**WHAT YOU HAVE TO DO**. Could you copy every line from the material below in which "English" appears?

INPUT start

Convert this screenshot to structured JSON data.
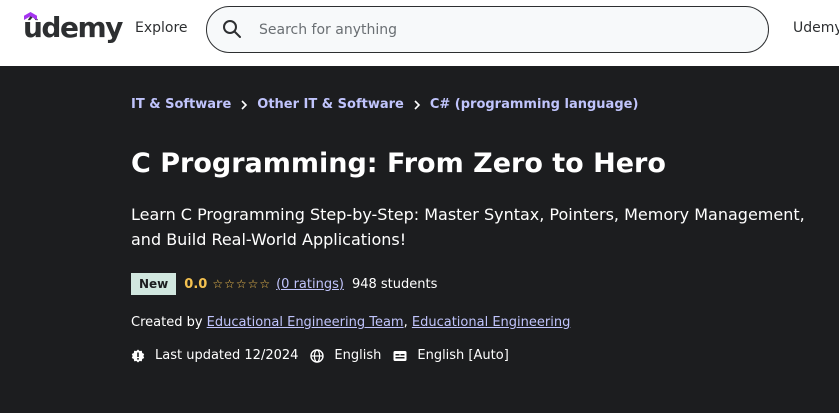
{
  "header": {
    "logo_text": "ûdemy",
    "explore_label": "Explore",
    "search_placeholder": "Search for anything",
    "right_link": "Udemy"
  },
  "breadcrumb": {
    "items": [
      "IT & Software",
      "Other IT & Software",
      "C# (programming language)"
    ],
    "separator_icon": "chevron-right-icon"
  },
  "course": {
    "title": "C Programming: From Zero to Hero",
    "subtitle": "Learn C Programming Step-by-Step: Master Syntax, Pointers, Memory Management, and Build Real-World Applications!",
    "badge": "New",
    "rating": "0.0",
    "stars": "☆☆☆☆☆",
    "stars_filled": 0,
    "ratings_link": "(0 ratings)",
    "students": "948 students",
    "created_by_label": "Created by",
    "instructors": [
      "Educational Engineering Team",
      "Educational Engineering"
    ],
    "instructor_separator": ",",
    "last_updated": "Last updated 12/2024",
    "language": "English",
    "captions": "English [Auto]"
  },
  "colors": {
    "hero_bg": "#1c1d1f",
    "link": "#c0c4fc",
    "star": "#f4c150",
    "badge_bg": "#d1e7df",
    "logo_accent": "#a435f0"
  }
}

INPUT end

**EXPECTED ANSWER**.
    "language": "English",
    "captions": "English [Auto]"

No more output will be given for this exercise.